■ **THE EXERCISE**: Repeat the material below exactly, with no pictures.

..........

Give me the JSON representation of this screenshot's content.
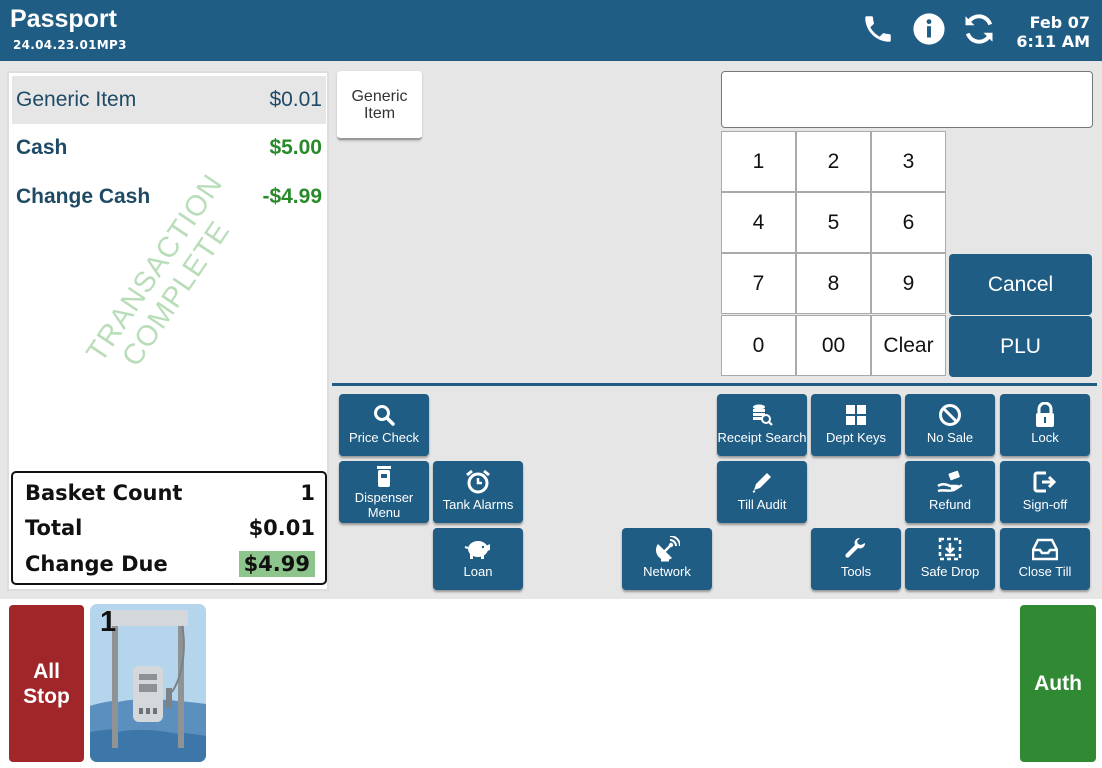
{
  "header": {
    "title": "Passport",
    "version": "24.04.23.01MP3",
    "date": "Feb 07",
    "time": "6:11 AM",
    "icons": [
      "phone-icon",
      "info-icon",
      "refresh-icon"
    ]
  },
  "receipt": {
    "item_name": "Generic Item",
    "item_price": "$0.01",
    "cash_label": "Cash",
    "cash_value": "$5.00",
    "change_label": "Change Cash",
    "change_value": "-$4.99",
    "stamp_line1": "TRANSACTION",
    "stamp_line2": "COMPLETE",
    "basket_count_label": "Basket Count",
    "basket_count_value": "1",
    "total_label": "Total",
    "total_value": "$0.01",
    "change_due_label": "Change Due",
    "change_due_value": "$4.99"
  },
  "quick_items": {
    "generic_item": "Generic Item"
  },
  "keypad": {
    "entry_value": "",
    "keys": [
      "1",
      "2",
      "3",
      "4",
      "5",
      "6",
      "7",
      "8",
      "9",
      "0",
      "00",
      "Clear"
    ],
    "cancel": "Cancel",
    "plu": "PLU"
  },
  "functions": {
    "price_check": "Price Check",
    "receipt_search": "Receipt Search",
    "dept_keys": "Dept Keys",
    "no_sale": "No Sale",
    "lock": "Lock",
    "dispenser_menu": "Dispenser Menu",
    "tank_alarms": "Tank Alarms",
    "till_audit": "Till Audit",
    "refund": "Refund",
    "sign_off": "Sign-off",
    "loan": "Loan",
    "network": "Network",
    "tools": "Tools",
    "safe_drop": "Safe Drop",
    "close_till": "Close Till"
  },
  "forecourt": {
    "all_stop": "All Stop",
    "pump_number": "1",
    "auth": "Auth"
  },
  "colors": {
    "brand_blue": "#1f5d85",
    "all_stop_red": "#a0262a",
    "auth_green": "#2f8a33",
    "positive_green": "#2a8a2a",
    "change_due_bg": "#8dc58d"
  }
}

..........

■ **CORRECT RESULT**:
Give me the JSON representation of this screenshot's content.
{
  "header": {
    "title": "Passport",
    "version": "24.04.23.01MP3",
    "date": "Feb 07",
    "time": "6:11 AM",
    "icons": [
      "phone-icon",
      "info-icon",
      "refresh-icon"
    ]
  },
  "receipt": {
    "item_name": "Generic Item",
    "item_price": "$0.01",
    "cash_label": "Cash",
    "cash_value": "$5.00",
    "change_label": "Change Cash",
    "change_value": "-$4.99",
    "stamp_line1": "TRANSACTION",
    "stamp_line2": "COMPLETE",
    "basket_count_label": "Basket Count",
    "basket_count_value": "1",
    "total_label": "Total",
    "total_value": "$0.01",
    "change_due_label": "Change Due",
    "change_due_value": "$4.99"
  },
  "quick_items": {
    "generic_item": "Generic Item"
  },
  "keypad": {
    "entry_value": "",
    "keys": [
      "1",
      "2",
      "3",
      "4",
      "5",
      "6",
      "7",
      "8",
      "9",
      "0",
      "00",
      "Clear"
    ],
    "cancel": "Cancel",
    "plu": "PLU"
  },
  "functions": {
    "price_check": "Price Check",
    "receipt_search": "Receipt Search",
    "dept_keys": "Dept Keys",
    "no_sale": "No Sale",
    "lock": "Lock",
    "dispenser_menu": "Dispenser Menu",
    "tank_alarms": "Tank Alarms",
    "till_audit": "Till Audit",
    "refund": "Refund",
    "sign_off": "Sign-off",
    "loan": "Loan",
    "network": "Network",
    "tools": "Tools",
    "safe_drop": "Safe Drop",
    "close_till": "Close Till"
  },
  "forecourt": {
    "all_stop": "All Stop",
    "pump_number": "1",
    "auth": "Auth"
  },
  "colors": {
    "brand_blue": "#1f5d85",
    "all_stop_red": "#a0262a",
    "auth_green": "#2f8a33",
    "positive_green": "#2a8a2a",
    "change_due_bg": "#8dc58d"
  }
}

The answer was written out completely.